(Extracted records)
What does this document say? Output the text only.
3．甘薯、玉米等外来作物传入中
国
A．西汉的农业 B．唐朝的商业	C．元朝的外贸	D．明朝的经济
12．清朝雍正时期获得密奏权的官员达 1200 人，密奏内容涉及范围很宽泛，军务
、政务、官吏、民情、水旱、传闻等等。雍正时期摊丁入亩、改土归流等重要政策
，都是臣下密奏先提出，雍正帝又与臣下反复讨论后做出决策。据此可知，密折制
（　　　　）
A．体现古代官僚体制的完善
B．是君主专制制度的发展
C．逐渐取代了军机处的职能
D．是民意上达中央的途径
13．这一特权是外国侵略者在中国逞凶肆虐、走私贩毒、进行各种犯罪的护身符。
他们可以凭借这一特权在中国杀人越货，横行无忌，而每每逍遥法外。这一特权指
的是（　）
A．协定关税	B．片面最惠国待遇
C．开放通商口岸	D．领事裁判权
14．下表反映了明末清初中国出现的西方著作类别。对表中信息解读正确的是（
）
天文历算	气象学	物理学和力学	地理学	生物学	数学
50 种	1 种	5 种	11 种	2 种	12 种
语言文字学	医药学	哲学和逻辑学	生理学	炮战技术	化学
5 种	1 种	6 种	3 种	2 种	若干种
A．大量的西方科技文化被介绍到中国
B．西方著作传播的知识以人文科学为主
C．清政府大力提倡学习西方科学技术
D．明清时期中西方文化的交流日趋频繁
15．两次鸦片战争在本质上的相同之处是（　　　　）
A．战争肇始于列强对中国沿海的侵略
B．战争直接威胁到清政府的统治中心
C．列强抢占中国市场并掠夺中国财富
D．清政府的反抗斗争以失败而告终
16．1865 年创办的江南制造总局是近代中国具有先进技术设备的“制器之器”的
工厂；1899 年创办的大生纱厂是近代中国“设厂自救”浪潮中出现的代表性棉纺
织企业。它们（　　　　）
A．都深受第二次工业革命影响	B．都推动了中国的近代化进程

Exercise
Copy out each record, keeping every word as it is.

Solved exercise
What does this document say? Output the text only.
3．甘薯、玉米等外来作物传入中
国
A．西汉的农业 B．唐朝的商业	C．元朝的外贸	D．明朝的经济
12．清朝雍正时期获得密奏权的官员达 1200 人，密奏内容涉及范围很宽泛，军务
、政务、官吏、民情、水旱、传闻等等。雍正时期摊丁入亩、改土归流等重要政策
，都是臣下密奏先提出，雍正帝又与臣下反复讨论后做出决策。据此可知，密折制
（　　　　）
A．体现古代官僚体制的完善
B．是君主专制制度的发展
C．逐渐取代了军机处的职能
D．是民意上达中央的途径
13．这一特权是外国侵略者在中国逞凶肆虐、走私贩毒、进行各种犯罪的护身符。
他们可以凭借这一特权在中国杀人越货，横行无忌，而每每逍遥法外。这一特权指
的是（　）
A．协定关税	B．片面最惠国待遇
C．开放通商口岸	D．领事裁判权
14．下表反映了明末清初中国出现的西方著作类别。对表中信息解读正确的是（
）
天文历算	气象学	物理学和力学	地理学	生物学	数学
50 种	1 种	5 种	11 种	2 种	12 种
语言文字学	医药学	哲学和逻辑学	生理学	炮战技术	化学
5 种	1 种	6 种	3 种	2 种	若干种
A．大量的西方科技文化被介绍到中国
B．西方著作传播的知识以人文科学为主
C．清政府大力提倡学习西方科学技术
D．明清时期中西方文化的交流日趋频繁
15．两次鸦片战争在本质上的相同之处是（　　　　）
A．战争肇始于列强对中国沿海的侵略
B．战争直接威胁到清政府的统治中心
C．列强抢占中国市场并掠夺中国财富
D．清政府的反抗斗争以失败而告终
16．1865 年创办的江南制造总局是近代中国具有先进技术设备的“制器之器”的
工厂；1899 年创办的大生纱厂是近代中国“设厂自救”浪潮中出现的代表性棉纺
织企业。它们（　　　　）
A．都深受第二次工业革命影响	B．都推动了中国的近代化进程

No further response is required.